→ **Task requirements**:
Each entry below is to be printed verbatim.

→ **Data entries**:
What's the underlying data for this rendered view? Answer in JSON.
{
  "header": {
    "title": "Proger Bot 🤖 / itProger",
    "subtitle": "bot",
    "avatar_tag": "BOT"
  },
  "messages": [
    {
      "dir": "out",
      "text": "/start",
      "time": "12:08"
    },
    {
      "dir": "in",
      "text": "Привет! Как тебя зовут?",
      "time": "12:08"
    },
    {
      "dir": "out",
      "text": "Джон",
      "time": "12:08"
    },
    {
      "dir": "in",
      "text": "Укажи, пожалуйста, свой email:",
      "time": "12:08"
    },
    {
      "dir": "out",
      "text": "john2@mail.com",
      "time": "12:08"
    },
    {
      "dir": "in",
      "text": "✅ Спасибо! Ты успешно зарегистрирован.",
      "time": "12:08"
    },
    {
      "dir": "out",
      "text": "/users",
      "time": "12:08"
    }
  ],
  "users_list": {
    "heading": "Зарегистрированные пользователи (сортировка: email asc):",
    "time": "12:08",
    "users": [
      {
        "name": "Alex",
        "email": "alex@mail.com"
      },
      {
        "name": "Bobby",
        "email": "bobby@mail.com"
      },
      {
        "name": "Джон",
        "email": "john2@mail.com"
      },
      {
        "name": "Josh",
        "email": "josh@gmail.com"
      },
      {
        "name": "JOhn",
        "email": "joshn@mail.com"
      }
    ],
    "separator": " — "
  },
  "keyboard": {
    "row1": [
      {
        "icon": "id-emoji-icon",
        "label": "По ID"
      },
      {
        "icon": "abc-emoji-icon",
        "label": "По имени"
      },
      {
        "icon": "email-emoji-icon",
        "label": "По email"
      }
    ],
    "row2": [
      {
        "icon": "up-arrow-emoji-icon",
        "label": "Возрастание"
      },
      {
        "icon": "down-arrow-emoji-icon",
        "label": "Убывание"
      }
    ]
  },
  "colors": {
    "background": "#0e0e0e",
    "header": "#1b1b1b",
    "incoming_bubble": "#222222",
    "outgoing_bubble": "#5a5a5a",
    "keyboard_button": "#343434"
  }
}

→ **Written reply**:
What's the underlying data for this rendered view? Answer in JSON.
{
  "header": {
    "title": "Proger Bot 🤖 / itProger",
    "subtitle": "bot",
    "avatar_tag": "BOT"
  },
  "messages": [
    {
      "dir": "out",
      "text": "/start",
      "time": "12:08"
    },
    {
      "dir": "in",
      "text": "Привет! Как тебя зовут?",
      "time": "12:08"
    },
    {
      "dir": "out",
      "text": "Джон",
      "time": "12:08"
    },
    {
      "dir": "in",
      "text": "Укажи, пожалуйста, свой email:",
      "time": "12:08"
    },
    {
      "dir": "out",
      "text": "john2@mail.com",
      "time": "12:08"
    },
    {
      "dir": "in",
      "text": "✅ Спасибо! Ты успешно зарегистрирован.",
      "time": "12:08"
    },
    {
      "dir": "out",
      "text": "/users",
      "time": "12:08"
    }
  ],
  "users_list": {
    "heading": "Зарегистрированные пользователи (сортировка: email asc):",
    "time": "12:08",
    "users": [
      {
        "name": "Alex",
        "email": "alex@mail.com"
      },
      {
        "name": "Bobby",
        "email": "bobby@mail.com"
      },
      {
        "name": "Джон",
        "email": "john2@mail.com"
      },
      {
        "name": "Josh",
        "email": "josh@gmail.com"
      },
      {
        "name": "JOhn",
        "email": "joshn@mail.com"
      }
    ],
    "separator": " — "
  },
  "keyboard": {
    "row1": [
      {
        "icon": "id-emoji-icon",
        "label": "По ID"
      },
      {
        "icon": "abc-emoji-icon",
        "label": "По имени"
      },
      {
        "icon": "email-emoji-icon",
        "label": "По email"
      }
    ],
    "row2": [
      {
        "icon": "up-arrow-emoji-icon",
        "label": "Возрастание"
      },
      {
        "icon": "down-arrow-emoji-icon",
        "label": "Убывание"
      }
    ]
  },
  "colors": {
    "background": "#0e0e0e",
    "header": "#1b1b1b",
    "incoming_bubble": "#222222",
    "outgoing_bubble": "#5a5a5a",
    "keyboard_button": "#343434"
  }
}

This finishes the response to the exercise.